SUPPLIED INFORMATION
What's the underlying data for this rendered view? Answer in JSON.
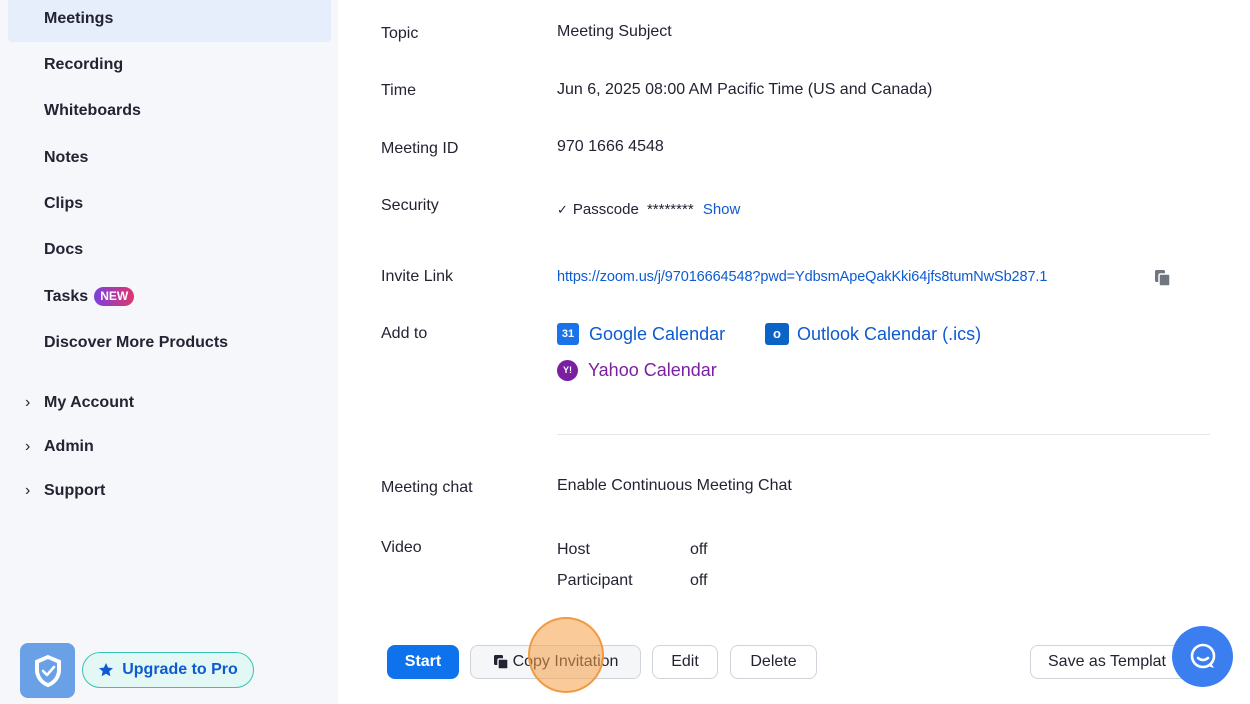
{
  "sidebar": {
    "items": [
      {
        "label": "Meetings",
        "active": true
      },
      {
        "label": "Recording"
      },
      {
        "label": "Whiteboards"
      },
      {
        "label": "Notes"
      },
      {
        "label": "Clips"
      },
      {
        "label": "Docs"
      },
      {
        "label": "Tasks",
        "badge": "NEW"
      },
      {
        "label": "Discover More Products"
      }
    ],
    "expandable": [
      {
        "label": "My Account"
      },
      {
        "label": "Admin"
      },
      {
        "label": "Support"
      }
    ],
    "chevron": "›",
    "upgrade_label": "Upgrade to Pro"
  },
  "details": {
    "topic": {
      "label": "Topic",
      "value": "Meeting Subject"
    },
    "time": {
      "label": "Time",
      "value": "Jun 6, 2025 08:00 AM Pacific Time (US and Canada)"
    },
    "meeting_id": {
      "label": "Meeting ID",
      "value": "970 1666 4548"
    },
    "security": {
      "label": "Security",
      "check": "✓",
      "passcode_label": "Passcode",
      "passcode_masked": "********",
      "show_label": "Show"
    },
    "invite_link": {
      "label": "Invite Link",
      "url": "https://zoom.us/j/97016664548?pwd=YdbsmApeQakKki64jfs8tumNwSb287.1"
    },
    "add_to": {
      "label": "Add to",
      "google": "Google Calendar",
      "outlook": "Outlook Calendar (.ics)",
      "yahoo": "Yahoo Calendar",
      "google_icon_text": "31",
      "outlook_icon_text": "o",
      "yahoo_icon_text": "Y!"
    },
    "meeting_chat": {
      "label": "Meeting chat",
      "value": "Enable Continuous Meeting Chat"
    },
    "video": {
      "label": "Video",
      "host_label": "Host",
      "host_value": "off",
      "participant_label": "Participant",
      "participant_value": "off"
    }
  },
  "actions": {
    "start": "Start",
    "copy_invitation": "Copy Invitation",
    "edit": "Edit",
    "delete": "Delete",
    "save_template": "Save as Templat"
  },
  "colors": {
    "primary": "#0e72ed",
    "link": "#0e5bd0",
    "yahoo": "#7b1fa2",
    "badge_gradient_start": "#7a3fe0",
    "badge_gradient_end": "#e0356b"
  }
}
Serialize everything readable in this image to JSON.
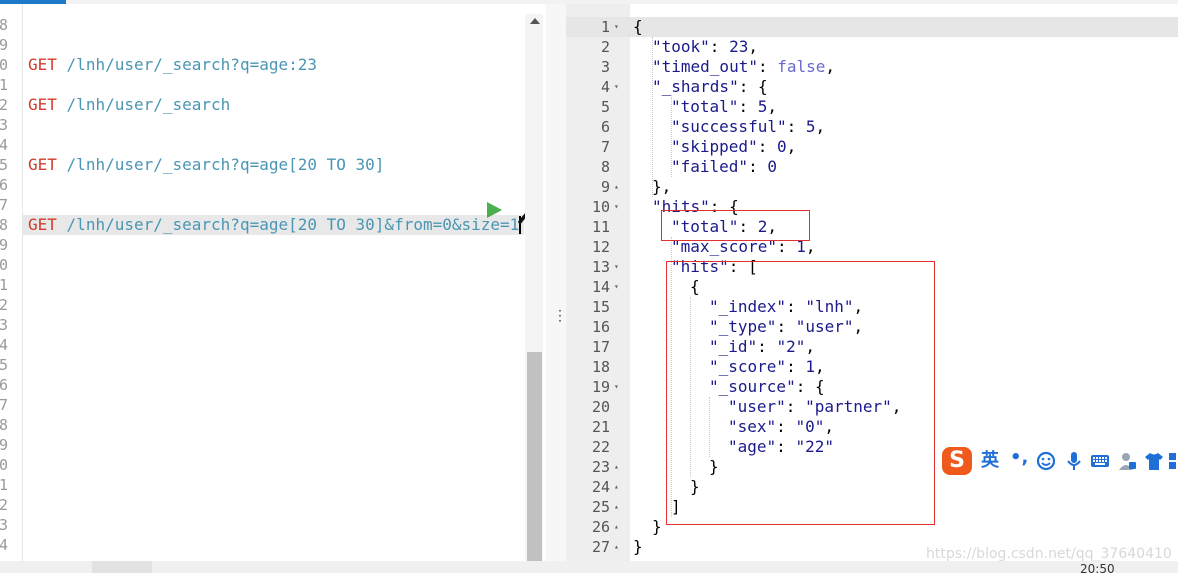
{
  "left_editor": {
    "line_numbers": [
      "8",
      "9",
      "0",
      "1",
      "2",
      "3",
      "4",
      "5",
      "6",
      "7",
      "8",
      "9",
      "0",
      "1",
      "2",
      "3",
      "4",
      "5",
      "6",
      "7",
      "8",
      "9",
      "0",
      "1",
      "2",
      "3",
      "4"
    ],
    "requests": [
      {
        "method": "GET",
        "url": "/lnh/user/_search?q=age:23"
      },
      {
        "method": "GET",
        "url": "/lnh/user/_search"
      },
      {
        "method": "GET",
        "url": "/lnh/user/_search?q=age[20 TO 30]"
      },
      {
        "method": "GET",
        "url": "/lnh/user/_search?q=age[20 TO 30]&from=0&size=1"
      }
    ],
    "actions": {
      "run_icon": "play-icon",
      "settings_icon": "wrench-icon"
    }
  },
  "divider_handle": "⋮",
  "response": {
    "line_numbers": [
      "1",
      "2",
      "3",
      "4",
      "5",
      "6",
      "7",
      "8",
      "9",
      "10",
      "11",
      "12",
      "13",
      "14",
      "15",
      "16",
      "17",
      "18",
      "19",
      "20",
      "21",
      "22",
      "23",
      "24",
      "25",
      "26",
      "27"
    ],
    "lines": [
      [
        "p",
        "{"
      ],
      [
        "k",
        "\"took\"",
        "p",
        ": ",
        "n",
        "23",
        "p",
        ","
      ],
      [
        "k",
        "\"timed_out\"",
        "p",
        ": ",
        "b",
        "false",
        "p",
        ","
      ],
      [
        "k",
        "\"_shards\"",
        "p",
        ": {"
      ],
      [
        "k",
        "\"total\"",
        "p",
        ": ",
        "n",
        "5",
        "p",
        ","
      ],
      [
        "k",
        "\"successful\"",
        "p",
        ": ",
        "n",
        "5",
        "p",
        ","
      ],
      [
        "k",
        "\"skipped\"",
        "p",
        ": ",
        "n",
        "0",
        "p",
        ","
      ],
      [
        "k",
        "\"failed\"",
        "p",
        ": ",
        "n",
        "0"
      ],
      [
        "p",
        "},"
      ],
      [
        "k",
        "\"hits\"",
        "p",
        ": {"
      ],
      [
        "k",
        "\"total\"",
        "p",
        ": ",
        "n",
        "2",
        "p",
        ","
      ],
      [
        "k",
        "\"max_score\"",
        "p",
        ": ",
        "n",
        "1",
        "p",
        ","
      ],
      [
        "k",
        "\"hits\"",
        "p",
        ": ["
      ],
      [
        "p",
        "{"
      ],
      [
        "k",
        "\"_index\"",
        "p",
        ": ",
        "s",
        "\"lnh\"",
        "p",
        ","
      ],
      [
        "k",
        "\"_type\"",
        "p",
        ": ",
        "s",
        "\"user\"",
        "p",
        ","
      ],
      [
        "k",
        "\"_id\"",
        "p",
        ": ",
        "s",
        "\"2\"",
        "p",
        ","
      ],
      [
        "k",
        "\"_score\"",
        "p",
        ": ",
        "n",
        "1",
        "p",
        ","
      ],
      [
        "k",
        "\"_source\"",
        "p",
        ": {"
      ],
      [
        "k",
        "\"user\"",
        "p",
        ": ",
        "s",
        "\"partner\"",
        "p",
        ","
      ],
      [
        "k",
        "\"sex\"",
        "p",
        ": ",
        "s",
        "\"0\"",
        "p",
        ","
      ],
      [
        "k",
        "\"age\"",
        "p",
        ": ",
        "s",
        "\"22\""
      ],
      [
        "p",
        "}"
      ],
      [
        "p",
        "}"
      ],
      [
        "p",
        "]"
      ],
      [
        "p",
        "}"
      ],
      [
        "p",
        "}"
      ]
    ],
    "indent_levels": [
      0,
      1,
      1,
      1,
      2,
      2,
      2,
      2,
      1,
      1,
      2,
      2,
      2,
      3,
      4,
      4,
      4,
      4,
      4,
      5,
      5,
      5,
      4,
      3,
      2,
      1,
      0
    ],
    "fold_markers": {
      "1": "▾",
      "4": "▾",
      "9": "▴",
      "10": "▾",
      "13": "▾",
      "14": "▾",
      "19": "▾",
      "23": "▴",
      "24": "▴",
      "25": "▴",
      "26": "▴",
      "27": "▴"
    }
  },
  "ime_toolbar": {
    "logo": "S",
    "mode": "英",
    "punct": "•,",
    "icons": [
      "emoji-icon",
      "microphone-icon",
      "keyboard-icon",
      "user-icon",
      "shirt-icon"
    ]
  },
  "watermark": "https://blog.csdn.net/qq_37640410",
  "taskbar_clock": "20:50",
  "colors": {
    "method": "#d03b2e",
    "url": "#4a96b4",
    "highlight_box": "#e03030",
    "run_button": "#4cae4c",
    "ime_logo": "#ef5a1c",
    "ime_text": "#1f6fd6"
  }
}
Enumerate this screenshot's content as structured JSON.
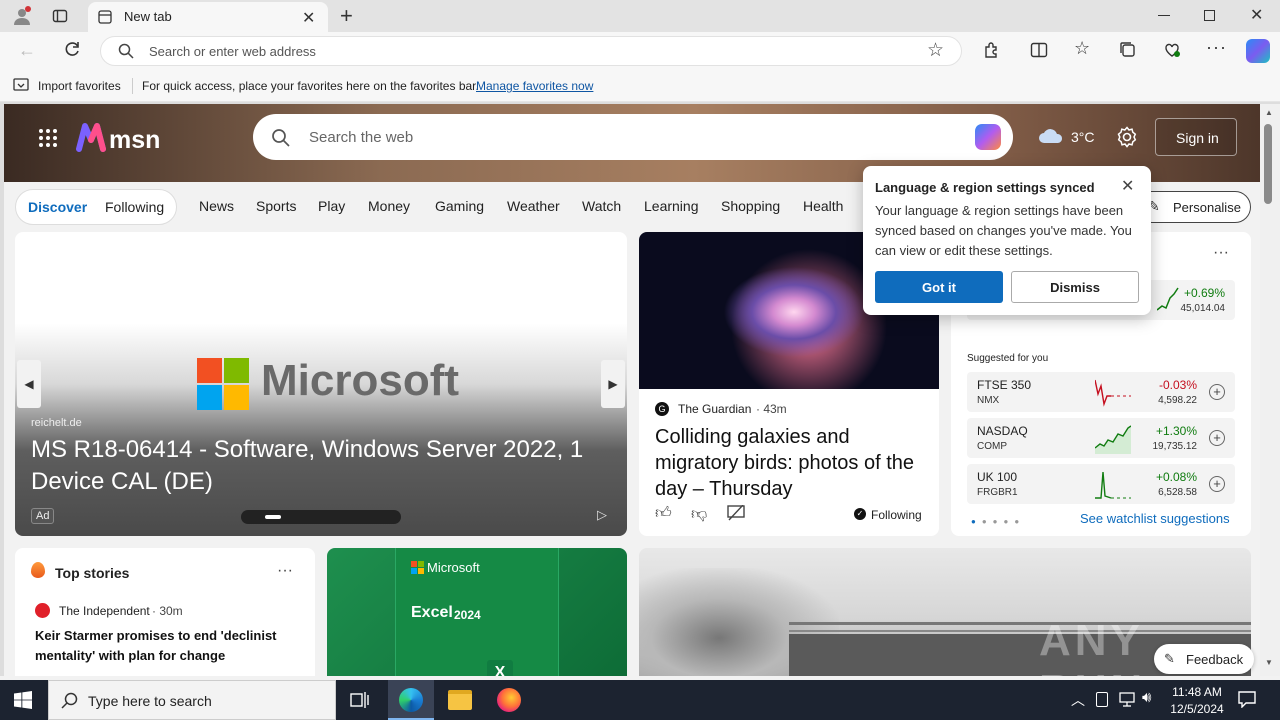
{
  "browser": {
    "tab_title": "New tab",
    "address_placeholder": "Search or enter web address"
  },
  "favorites_bar": {
    "import_label": "Import favorites",
    "hint_text": "For quick access, place your favorites here on the favorites bar.",
    "manage_link": "Manage favorites now"
  },
  "msn": {
    "logo_text": "msn",
    "search_placeholder": "Search the web",
    "weather_temp": "3°C",
    "sign_in": "Sign in"
  },
  "nav": {
    "discover": "Discover",
    "following": "Following",
    "items": [
      "News",
      "Sports",
      "Play",
      "Money",
      "Gaming",
      "Weather",
      "Watch",
      "Learning",
      "Shopping",
      "Health"
    ],
    "personalise": "Personalise"
  },
  "popup": {
    "title": "Language & region settings synced",
    "body": "Your language & region settings have been synced based on changes you've made. You can view or edit these settings.",
    "got_it": "Got it",
    "dismiss": "Dismiss"
  },
  "ad_card": {
    "brand_text": "Microsoft",
    "source": "reichelt.de",
    "headline": "MS R18-06414 - Software, Windows Server 2022, 1 Device CAL (DE)",
    "ad_badge": "Ad"
  },
  "news_card": {
    "source": "The Guardian",
    "time": "· 43m",
    "headline": "Colliding galaxies and migratory birds: photos of the day – Thursday",
    "following": "Following"
  },
  "stocks": {
    "top_row": {
      "pct": "+0.69%",
      "value": "45,014.04",
      "color": "#107c10"
    },
    "suggested_label": "Suggested for you",
    "rows": [
      {
        "name": "FTSE 350",
        "sub": "NMX",
        "pct": "-0.03%",
        "value": "4,598.22",
        "color": "#c50f1f"
      },
      {
        "name": "NASDAQ",
        "sub": "COMP",
        "pct": "+1.30%",
        "value": "19,735.12",
        "color": "#107c10"
      },
      {
        "name": "UK 100",
        "sub": "FRGBR1",
        "pct": "+0.08%",
        "value": "6,528.58",
        "color": "#107c10"
      }
    ],
    "see_link": "See watchlist suggestions"
  },
  "top_stories": {
    "title": "Top stories",
    "source": "The Independent",
    "time": "· 30m",
    "headline": "Keir Starmer promises to end 'declinist mentality' with plan for change"
  },
  "excel_card": {
    "brand": "Microsoft",
    "product": "Excel",
    "year": "2024"
  },
  "feedback": "Feedback",
  "watermark": "ANY RUN",
  "taskbar": {
    "search_placeholder": "Type here to search",
    "time": "11:48 AM",
    "date": "12/5/2024"
  }
}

DIRECTIONS FOR THIS TASK
Check every line of the data above for the string "synced", and copy those that have it.

WRITTEN RESPONSE
    "title": "Language & region settings synced",
    "body": "Your language & region settings have been synced based on changes you've made. You can view or edit these settings.",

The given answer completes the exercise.